Every record that follows must be duplicated exactly, with images left out.

### [Supplied material]
* BEGIN *

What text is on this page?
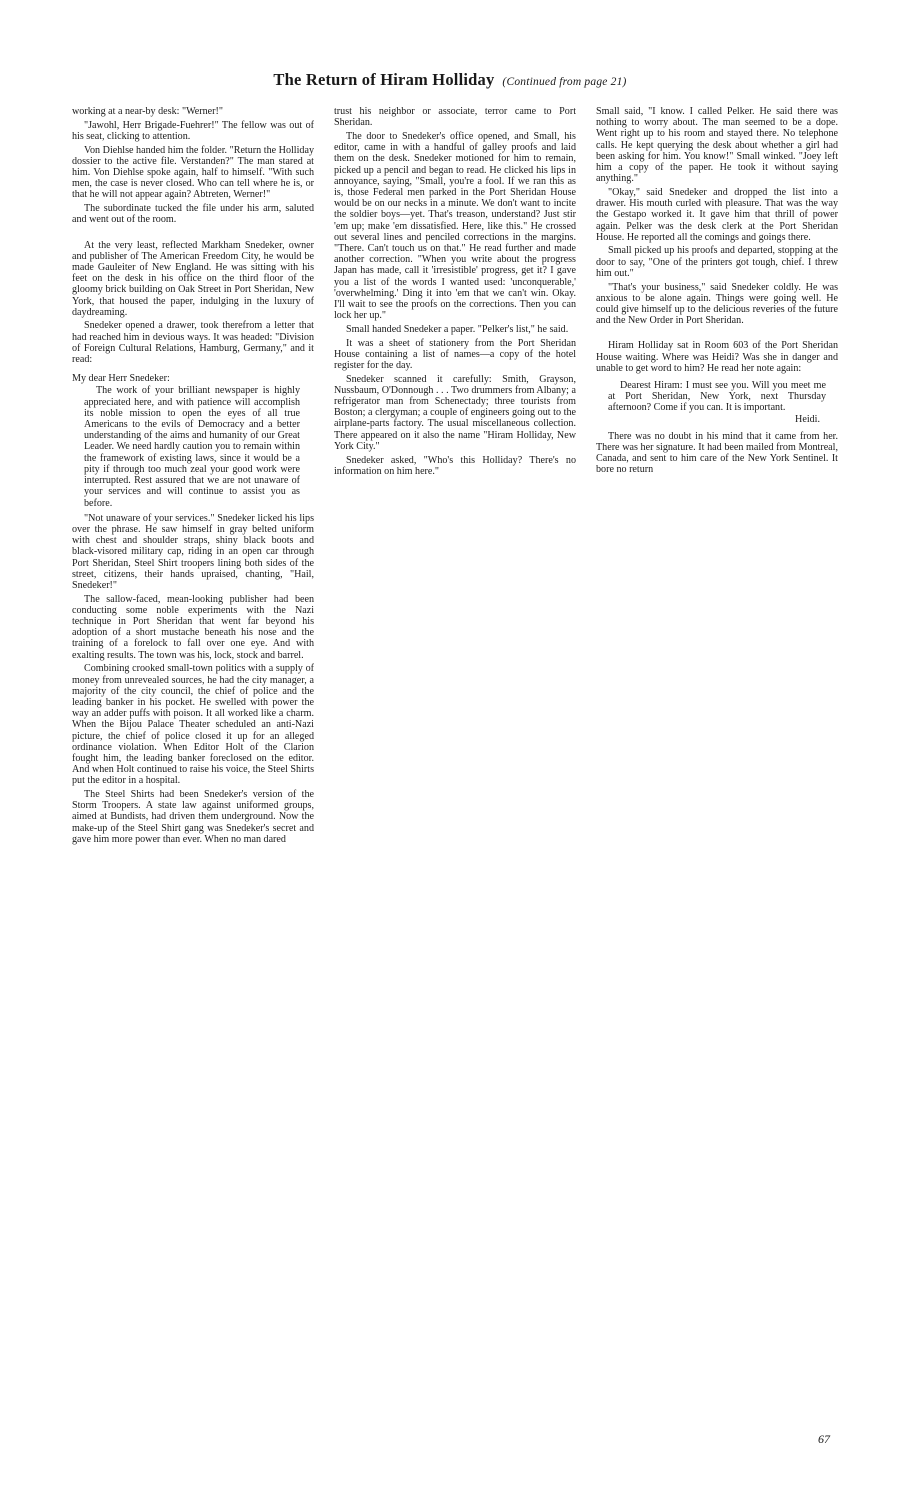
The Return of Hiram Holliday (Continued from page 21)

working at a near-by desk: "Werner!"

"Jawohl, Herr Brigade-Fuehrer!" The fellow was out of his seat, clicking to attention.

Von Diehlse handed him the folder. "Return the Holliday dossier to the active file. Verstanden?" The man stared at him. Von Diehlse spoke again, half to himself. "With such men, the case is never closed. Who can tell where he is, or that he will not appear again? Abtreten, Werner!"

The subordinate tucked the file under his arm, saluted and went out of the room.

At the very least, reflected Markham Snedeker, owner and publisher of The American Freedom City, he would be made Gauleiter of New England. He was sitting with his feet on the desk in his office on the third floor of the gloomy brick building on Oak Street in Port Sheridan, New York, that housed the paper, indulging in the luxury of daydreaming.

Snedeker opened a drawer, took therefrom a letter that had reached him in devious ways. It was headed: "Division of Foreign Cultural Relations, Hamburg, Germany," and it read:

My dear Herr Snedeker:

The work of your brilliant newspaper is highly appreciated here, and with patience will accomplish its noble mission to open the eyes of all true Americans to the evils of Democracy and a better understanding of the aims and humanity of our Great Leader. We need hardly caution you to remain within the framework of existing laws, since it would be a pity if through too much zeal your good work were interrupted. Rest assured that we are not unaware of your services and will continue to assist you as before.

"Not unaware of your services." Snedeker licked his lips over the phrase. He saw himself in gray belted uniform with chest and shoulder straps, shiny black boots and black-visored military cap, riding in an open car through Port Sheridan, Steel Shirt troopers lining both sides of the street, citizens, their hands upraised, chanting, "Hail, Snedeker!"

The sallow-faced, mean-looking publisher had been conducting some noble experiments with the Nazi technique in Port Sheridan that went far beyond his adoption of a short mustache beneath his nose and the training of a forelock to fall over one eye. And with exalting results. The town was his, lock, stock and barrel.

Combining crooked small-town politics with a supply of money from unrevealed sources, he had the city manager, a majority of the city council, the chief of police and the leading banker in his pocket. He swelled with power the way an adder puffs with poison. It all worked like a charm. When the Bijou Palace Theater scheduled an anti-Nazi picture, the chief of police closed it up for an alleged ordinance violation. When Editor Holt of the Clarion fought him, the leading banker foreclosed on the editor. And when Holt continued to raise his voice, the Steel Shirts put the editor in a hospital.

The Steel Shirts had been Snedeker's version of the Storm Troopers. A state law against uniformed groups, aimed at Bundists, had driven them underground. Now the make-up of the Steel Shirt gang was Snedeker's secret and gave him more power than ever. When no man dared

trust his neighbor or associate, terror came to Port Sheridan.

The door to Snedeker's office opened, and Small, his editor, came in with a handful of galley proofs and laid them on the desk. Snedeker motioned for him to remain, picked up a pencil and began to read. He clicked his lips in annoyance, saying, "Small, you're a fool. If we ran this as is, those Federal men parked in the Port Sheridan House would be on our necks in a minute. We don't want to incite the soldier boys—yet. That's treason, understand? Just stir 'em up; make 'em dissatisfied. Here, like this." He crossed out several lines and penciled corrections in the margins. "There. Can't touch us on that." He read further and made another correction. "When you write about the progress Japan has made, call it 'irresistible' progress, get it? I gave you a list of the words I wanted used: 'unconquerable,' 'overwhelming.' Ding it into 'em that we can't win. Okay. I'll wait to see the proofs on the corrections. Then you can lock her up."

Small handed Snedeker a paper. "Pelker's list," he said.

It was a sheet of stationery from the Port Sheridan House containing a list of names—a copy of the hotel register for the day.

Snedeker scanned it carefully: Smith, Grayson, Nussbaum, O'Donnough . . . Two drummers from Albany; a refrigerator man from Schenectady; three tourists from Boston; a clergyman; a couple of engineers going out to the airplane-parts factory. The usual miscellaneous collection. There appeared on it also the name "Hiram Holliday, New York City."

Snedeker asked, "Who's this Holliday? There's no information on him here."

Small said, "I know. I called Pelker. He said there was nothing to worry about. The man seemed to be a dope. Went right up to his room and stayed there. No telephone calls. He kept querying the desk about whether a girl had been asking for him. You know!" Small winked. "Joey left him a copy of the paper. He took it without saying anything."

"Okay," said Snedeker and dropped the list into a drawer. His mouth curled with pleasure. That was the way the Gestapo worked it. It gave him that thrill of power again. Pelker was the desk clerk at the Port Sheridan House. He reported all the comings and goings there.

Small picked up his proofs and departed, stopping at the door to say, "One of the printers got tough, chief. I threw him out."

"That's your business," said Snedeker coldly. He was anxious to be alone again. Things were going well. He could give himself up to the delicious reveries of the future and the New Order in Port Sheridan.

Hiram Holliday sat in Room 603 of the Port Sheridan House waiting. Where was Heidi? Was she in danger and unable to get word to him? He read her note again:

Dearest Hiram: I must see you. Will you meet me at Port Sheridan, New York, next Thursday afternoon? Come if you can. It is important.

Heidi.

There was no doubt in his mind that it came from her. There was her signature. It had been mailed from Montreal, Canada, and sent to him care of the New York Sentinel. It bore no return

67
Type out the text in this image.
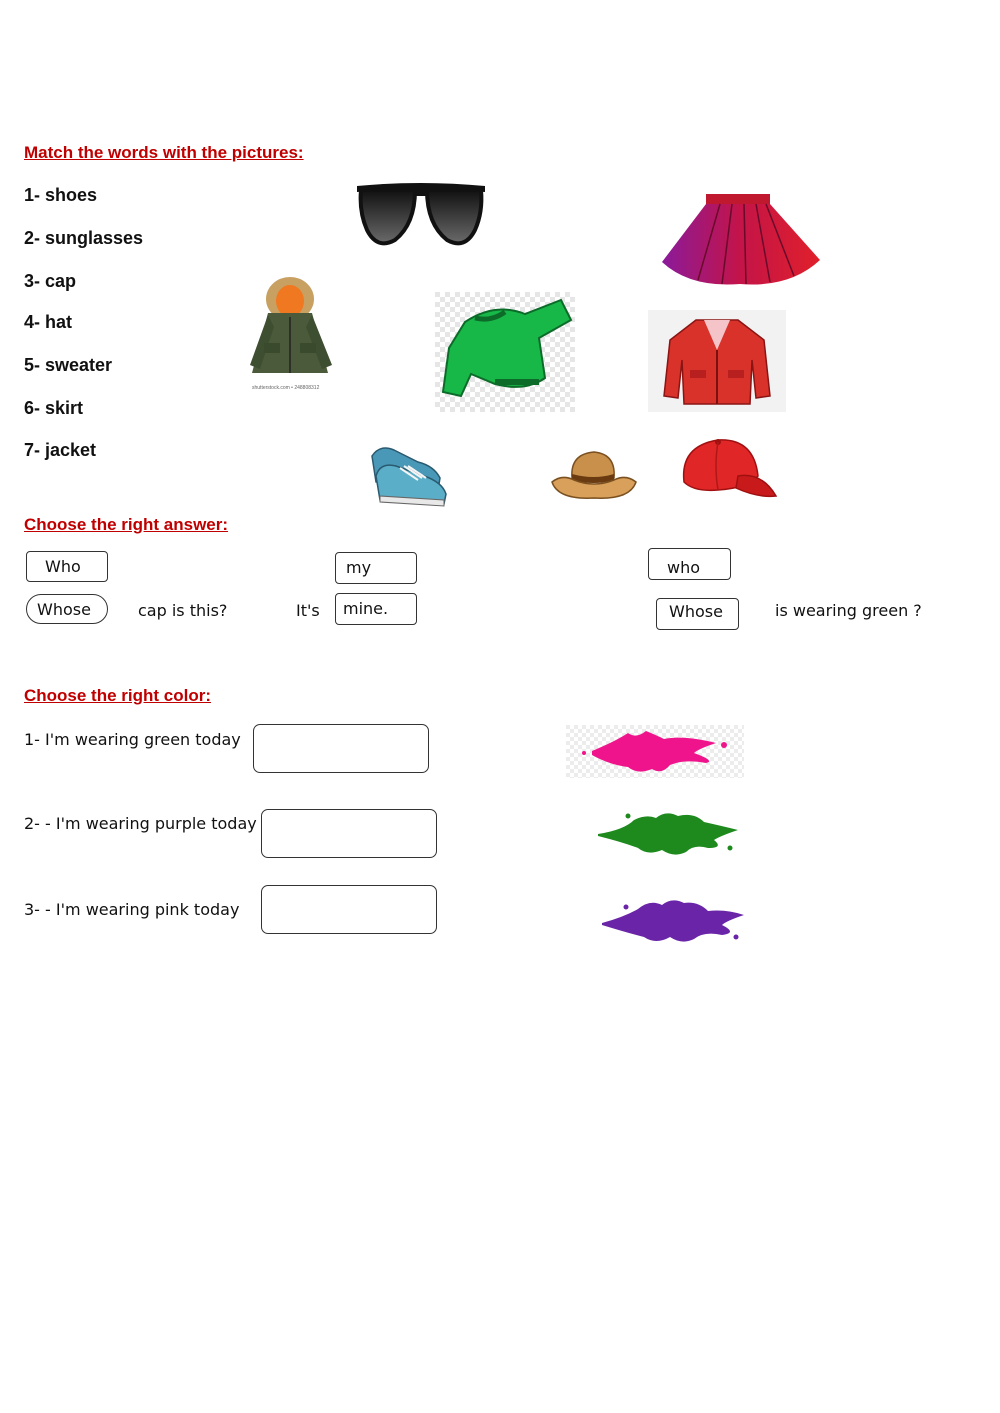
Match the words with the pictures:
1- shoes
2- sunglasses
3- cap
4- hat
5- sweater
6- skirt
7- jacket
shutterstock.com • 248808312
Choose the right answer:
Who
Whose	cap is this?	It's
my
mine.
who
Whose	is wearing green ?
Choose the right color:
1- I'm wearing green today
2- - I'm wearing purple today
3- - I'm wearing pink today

* END *

### [Answer to the exercise]
What text is on this page?
The Return of Hiram Holliday (Continued from page 21)

working at a near-by desk: "Werner!"

"Jawohl, Herr Brigade-Fuehrer!" The fellow was out of his seat, clicking to attention.

Von Diehlse handed him the folder. "Return the Holliday dossier to the active file. Verstanden?" The man stared at him. Von Diehlse spoke again, half to himself. "With such men, the case is never closed. Who can tell where he is, or that he will not appear again? Abtreten, Werner!"

The subordinate tucked the file under his arm, saluted and went out of the room.

At the very least, reflected Markham Snedeker, owner and publisher of The American Freedom City, he would be made Gauleiter of New England. He was sitting with his feet on the desk in his office on the third floor of the gloomy brick building on Oak Street in Port Sheridan, New York, that housed the paper, indulging in the luxury of daydreaming.

Snedeker opened a drawer, took therefrom a letter that had reached him in devious ways. It was headed: "Division of Foreign Cultural Relations, Hamburg, Germany," and it read:

My dear Herr Snedeker:

The work of your brilliant newspaper is highly appreciated here, and with patience will accomplish its noble mission to open the eyes of all true Americans to the evils of Democracy and a better understanding of the aims and humanity of our Great Leader. We need hardly caution you to remain within the framework of existing laws, since it would be a pity if through too much zeal your good work were interrupted. Rest assured that we are not unaware of your services and will continue to assist you as before.

"Not unaware of your services." Snedeker licked his lips over the phrase. He saw himself in gray belted uniform with chest and shoulder straps, shiny black boots and black-visored military cap, riding in an open car through Port Sheridan, Steel Shirt troopers lining both sides of the street, citizens, their hands upraised, chanting, "Hail, Snedeker!"

The sallow-faced, mean-looking publisher had been conducting some noble experiments with the Nazi technique in Port Sheridan that went far beyond his adoption of a short mustache beneath his nose and the training of a forelock to fall over one eye. And with exalting results. The town was his, lock, stock and barrel.

Combining crooked small-town politics with a supply of money from unrevealed sources, he had the city manager, a majority of the city council, the chief of police and the leading banker in his pocket. He swelled with power the way an adder puffs with poison. It all worked like a charm. When the Bijou Palace Theater scheduled an anti-Nazi picture, the chief of police closed it up for an alleged ordinance violation. When Editor Holt of the Clarion fought him, the leading banker foreclosed on the editor. And when Holt continued to raise his voice, the Steel Shirts put the editor in a hospital.

The Steel Shirts had been Snedeker's version of the Storm Troopers. A state law against uniformed groups, aimed at Bundists, had driven them underground. Now the make-up of the Steel Shirt gang was Snedeker's secret and gave him more power than ever. When no man dared

trust his neighbor or associate, terror came to Port Sheridan.

The door to Snedeker's office opened, and Small, his editor, came in with a handful of galley proofs and laid them on the desk. Snedeker motioned for him to remain, picked up a pencil and began to read. He clicked his lips in annoyance, saying, "Small, you're a fool. If we ran this as is, those Federal men parked in the Port Sheridan House would be on our necks in a minute. We don't want to incite the soldier boys—yet. That's treason, understand? Just stir 'em up; make 'em dissatisfied. Here, like this." He crossed out several lines and penciled corrections in the margins. "There. Can't touch us on that." He read further and made another correction. "When you write about the progress Japan has made, call it 'irresistible' progress, get it? I gave you a list of the words I wanted used: 'unconquerable,' 'overwhelming.' Ding it into 'em that we can't win. Okay. I'll wait to see the proofs on the corrections. Then you can lock her up."

Small handed Snedeker a paper. "Pelker's list," he said.

It was a sheet of stationery from the Port Sheridan House containing a list of names—a copy of the hotel register for the day.

Snedeker scanned it carefully: Smith, Grayson, Nussbaum, O'Donnough . . . Two drummers from Albany; a refrigerator man from Schenectady; three tourists from Boston; a clergyman; a couple of engineers going out to the airplane-parts factory. The usual miscellaneous collection. There appeared on it also the name "Hiram Holliday, New York City."

Snedeker asked, "Who's this Holliday? There's no information on him here."

Small said, "I know. I called Pelker. He said there was nothing to worry about. The man seemed to be a dope. Went right up to his room and stayed there. No telephone calls. He kept querying the desk about whether a girl had been asking for him. You know!" Small winked. "Joey left him a copy of the paper. He took it without saying anything."

"Okay," said Snedeker and dropped the list into a drawer. His mouth curled with pleasure. That was the way the Gestapo worked it. It gave him that thrill of power again. Pelker was the desk clerk at the Port Sheridan House. He reported all the comings and goings there.

Small picked up his proofs and departed, stopping at the door to say, "One of the printers got tough, chief. I threw him out."

"That's your business," said Snedeker coldly. He was anxious to be alone again. Things were going well. He could give himself up to the delicious reveries of the future and the New Order in Port Sheridan.

Hiram Holliday sat in Room 603 of the Port Sheridan House waiting. Where was Heidi? Was she in danger and unable to get word to him? He read her note again:

Dearest Hiram: I must see you. Will you meet me at Port Sheridan, New York, next Thursday afternoon? Come if you can. It is important.

Heidi.

There was no doubt in his mind that it came from her. There was her signature. It had been mailed from Montreal, Canada, and sent to him care of the New York Sentinel. It bore no return

67
Type out the text in this image.
Match the words with the pictures:
1- shoes
2- sunglasses
3- cap
4- hat
5- sweater
6- skirt
7- jacket
shutterstock.com • 248808312
Choose the right answer:
Who
Whose	cap is this?	It's
my
mine.
who
Whose	is wearing green ?
Choose the right color:
1- I'm wearing green today
2- - I'm wearing purple today
3- - I'm wearing pink today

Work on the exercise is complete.